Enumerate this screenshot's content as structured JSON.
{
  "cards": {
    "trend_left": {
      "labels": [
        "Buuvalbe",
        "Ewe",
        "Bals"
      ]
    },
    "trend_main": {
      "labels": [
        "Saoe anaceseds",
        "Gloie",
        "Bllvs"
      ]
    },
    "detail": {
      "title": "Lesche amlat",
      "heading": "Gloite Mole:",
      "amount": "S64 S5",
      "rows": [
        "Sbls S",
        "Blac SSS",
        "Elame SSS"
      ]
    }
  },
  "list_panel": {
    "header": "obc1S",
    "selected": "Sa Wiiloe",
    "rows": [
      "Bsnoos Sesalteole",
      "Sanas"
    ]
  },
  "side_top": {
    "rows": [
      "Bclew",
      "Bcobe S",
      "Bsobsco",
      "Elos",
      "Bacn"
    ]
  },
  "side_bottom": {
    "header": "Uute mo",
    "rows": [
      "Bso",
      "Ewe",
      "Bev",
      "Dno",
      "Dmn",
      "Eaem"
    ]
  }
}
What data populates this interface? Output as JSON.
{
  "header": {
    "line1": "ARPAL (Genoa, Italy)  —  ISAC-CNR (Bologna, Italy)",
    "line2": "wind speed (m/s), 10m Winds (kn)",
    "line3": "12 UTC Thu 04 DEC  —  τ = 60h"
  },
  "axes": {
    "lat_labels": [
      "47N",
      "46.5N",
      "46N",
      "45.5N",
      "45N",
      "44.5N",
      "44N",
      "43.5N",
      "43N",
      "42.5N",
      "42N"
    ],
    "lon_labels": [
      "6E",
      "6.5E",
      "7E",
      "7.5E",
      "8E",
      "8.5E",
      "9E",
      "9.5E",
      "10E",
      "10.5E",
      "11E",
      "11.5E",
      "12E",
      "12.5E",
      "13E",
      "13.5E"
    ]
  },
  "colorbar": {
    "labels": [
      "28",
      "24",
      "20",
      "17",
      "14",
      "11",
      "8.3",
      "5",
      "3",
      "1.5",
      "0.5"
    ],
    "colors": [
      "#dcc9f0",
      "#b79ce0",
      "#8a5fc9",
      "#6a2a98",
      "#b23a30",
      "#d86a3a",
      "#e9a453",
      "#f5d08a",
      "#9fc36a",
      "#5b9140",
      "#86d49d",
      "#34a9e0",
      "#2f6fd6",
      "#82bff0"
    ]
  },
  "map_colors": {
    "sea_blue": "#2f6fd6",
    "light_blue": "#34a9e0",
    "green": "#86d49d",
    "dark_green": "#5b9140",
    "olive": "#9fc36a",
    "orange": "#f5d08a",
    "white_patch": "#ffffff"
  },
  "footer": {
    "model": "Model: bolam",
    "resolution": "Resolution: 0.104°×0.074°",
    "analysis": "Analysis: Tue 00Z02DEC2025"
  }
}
- - -
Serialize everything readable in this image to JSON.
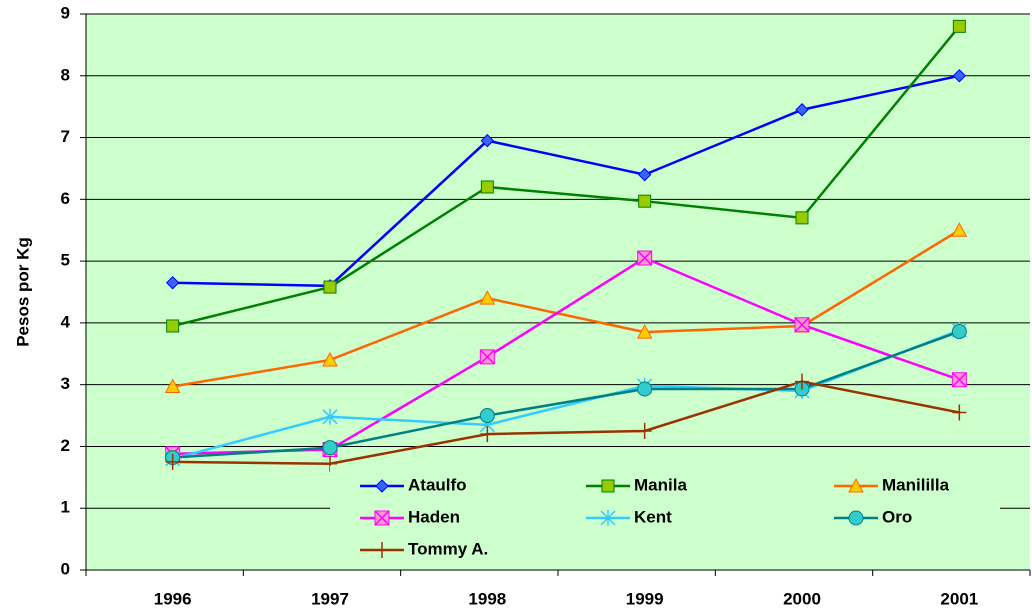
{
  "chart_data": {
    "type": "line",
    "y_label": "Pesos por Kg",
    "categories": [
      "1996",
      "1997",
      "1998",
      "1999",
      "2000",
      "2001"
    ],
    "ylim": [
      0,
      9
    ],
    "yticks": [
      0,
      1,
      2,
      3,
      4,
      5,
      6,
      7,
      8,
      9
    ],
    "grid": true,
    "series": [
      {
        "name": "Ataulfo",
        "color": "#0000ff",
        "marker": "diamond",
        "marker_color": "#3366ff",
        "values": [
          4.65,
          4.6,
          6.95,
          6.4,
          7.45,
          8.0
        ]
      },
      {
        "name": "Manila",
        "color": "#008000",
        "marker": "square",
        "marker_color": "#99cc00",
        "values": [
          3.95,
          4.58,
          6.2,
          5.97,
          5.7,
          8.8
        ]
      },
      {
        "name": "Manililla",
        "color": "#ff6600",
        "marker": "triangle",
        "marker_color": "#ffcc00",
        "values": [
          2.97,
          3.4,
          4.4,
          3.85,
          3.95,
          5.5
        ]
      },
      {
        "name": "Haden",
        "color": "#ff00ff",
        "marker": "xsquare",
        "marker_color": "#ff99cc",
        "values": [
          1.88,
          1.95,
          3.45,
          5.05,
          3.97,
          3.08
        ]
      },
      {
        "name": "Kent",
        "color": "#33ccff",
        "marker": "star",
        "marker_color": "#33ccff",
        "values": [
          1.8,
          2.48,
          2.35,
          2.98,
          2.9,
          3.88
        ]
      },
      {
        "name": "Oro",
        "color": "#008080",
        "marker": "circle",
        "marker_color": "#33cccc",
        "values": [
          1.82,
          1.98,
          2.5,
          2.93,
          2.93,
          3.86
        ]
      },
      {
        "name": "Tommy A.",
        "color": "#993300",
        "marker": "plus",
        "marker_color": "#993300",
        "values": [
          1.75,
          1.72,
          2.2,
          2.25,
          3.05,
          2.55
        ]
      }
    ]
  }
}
- - -
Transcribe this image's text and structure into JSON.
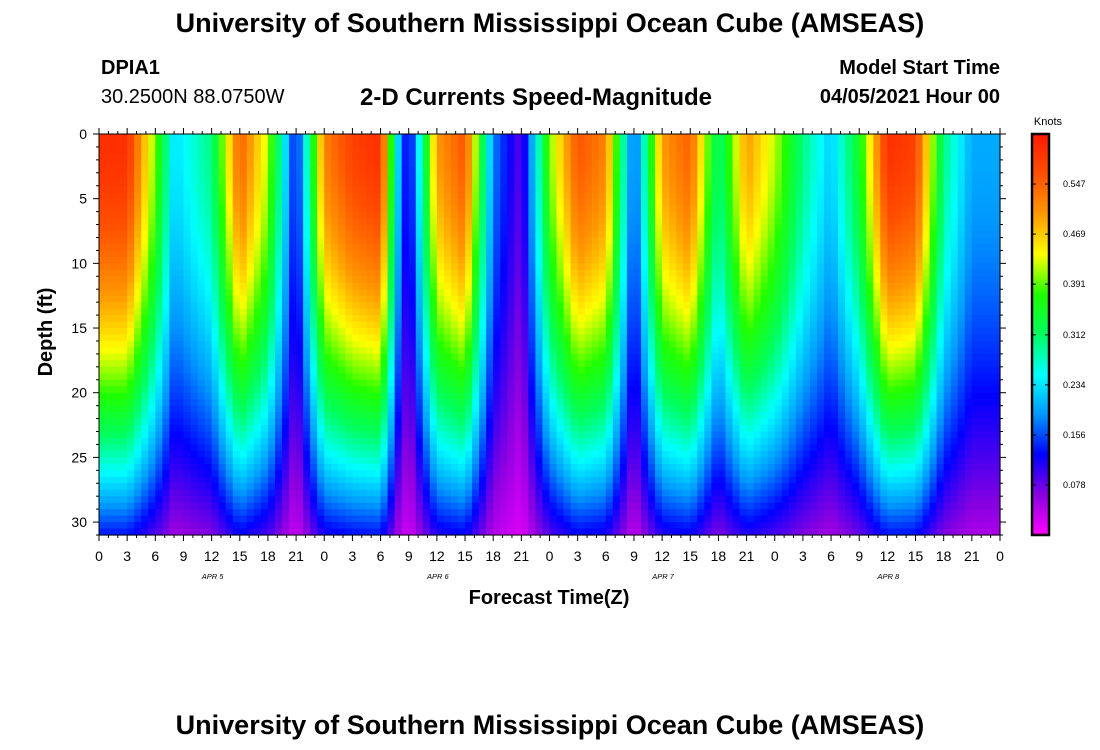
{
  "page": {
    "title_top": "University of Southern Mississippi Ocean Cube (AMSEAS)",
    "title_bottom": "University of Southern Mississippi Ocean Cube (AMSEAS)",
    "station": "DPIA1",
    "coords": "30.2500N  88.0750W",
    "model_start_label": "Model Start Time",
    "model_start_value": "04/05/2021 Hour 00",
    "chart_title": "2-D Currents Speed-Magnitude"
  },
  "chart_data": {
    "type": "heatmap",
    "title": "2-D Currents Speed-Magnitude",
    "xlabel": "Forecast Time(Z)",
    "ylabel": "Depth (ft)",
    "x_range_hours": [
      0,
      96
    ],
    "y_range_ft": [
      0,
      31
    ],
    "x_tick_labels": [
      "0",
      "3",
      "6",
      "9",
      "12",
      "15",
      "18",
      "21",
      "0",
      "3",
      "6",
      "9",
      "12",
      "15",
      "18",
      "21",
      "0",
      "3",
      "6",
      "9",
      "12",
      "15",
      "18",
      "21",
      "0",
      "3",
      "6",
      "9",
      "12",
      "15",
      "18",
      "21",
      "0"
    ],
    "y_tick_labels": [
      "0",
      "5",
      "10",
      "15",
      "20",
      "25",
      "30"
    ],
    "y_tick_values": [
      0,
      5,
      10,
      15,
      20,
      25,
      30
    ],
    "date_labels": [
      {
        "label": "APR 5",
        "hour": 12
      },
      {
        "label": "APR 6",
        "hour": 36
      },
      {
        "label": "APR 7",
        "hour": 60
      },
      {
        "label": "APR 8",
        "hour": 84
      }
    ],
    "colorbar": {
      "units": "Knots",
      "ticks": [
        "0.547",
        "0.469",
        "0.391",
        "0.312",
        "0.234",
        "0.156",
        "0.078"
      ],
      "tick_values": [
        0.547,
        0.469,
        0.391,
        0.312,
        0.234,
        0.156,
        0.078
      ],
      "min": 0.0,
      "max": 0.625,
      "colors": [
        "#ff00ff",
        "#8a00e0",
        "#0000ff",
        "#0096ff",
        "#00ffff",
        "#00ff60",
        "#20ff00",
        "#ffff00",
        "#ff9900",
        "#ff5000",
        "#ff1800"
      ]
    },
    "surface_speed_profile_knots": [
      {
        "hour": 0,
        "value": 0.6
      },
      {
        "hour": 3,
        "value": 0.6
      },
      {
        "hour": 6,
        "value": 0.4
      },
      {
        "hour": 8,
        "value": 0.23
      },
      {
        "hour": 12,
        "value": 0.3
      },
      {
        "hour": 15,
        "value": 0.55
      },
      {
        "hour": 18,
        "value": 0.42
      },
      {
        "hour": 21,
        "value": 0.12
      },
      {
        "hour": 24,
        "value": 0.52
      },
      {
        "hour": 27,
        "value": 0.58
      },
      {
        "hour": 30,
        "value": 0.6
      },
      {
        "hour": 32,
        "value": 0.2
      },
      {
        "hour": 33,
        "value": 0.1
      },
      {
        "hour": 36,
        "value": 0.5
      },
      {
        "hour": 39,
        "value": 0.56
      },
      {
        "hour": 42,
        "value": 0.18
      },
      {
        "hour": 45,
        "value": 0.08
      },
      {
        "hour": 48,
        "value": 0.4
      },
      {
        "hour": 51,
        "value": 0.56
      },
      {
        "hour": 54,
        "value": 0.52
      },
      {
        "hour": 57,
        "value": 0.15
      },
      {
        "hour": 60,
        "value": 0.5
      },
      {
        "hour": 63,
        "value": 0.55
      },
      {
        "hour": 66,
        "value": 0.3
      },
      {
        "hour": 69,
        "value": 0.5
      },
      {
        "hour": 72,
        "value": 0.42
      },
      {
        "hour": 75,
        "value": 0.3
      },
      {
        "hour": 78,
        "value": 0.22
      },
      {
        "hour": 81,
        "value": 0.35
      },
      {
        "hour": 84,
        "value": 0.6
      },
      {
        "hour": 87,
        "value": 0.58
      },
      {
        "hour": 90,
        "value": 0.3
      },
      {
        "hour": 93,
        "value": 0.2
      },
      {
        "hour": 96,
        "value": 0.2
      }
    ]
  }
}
- - -
§ Short exercise
Select and copy every line from the records that includes the word "Southern".

§ Solution to this exercise
    "title_top": "University of Southern Mississippi Ocean Cube (AMSEAS)",
    "title_bottom": "University of Southern Mississippi Ocean Cube (AMSEAS)",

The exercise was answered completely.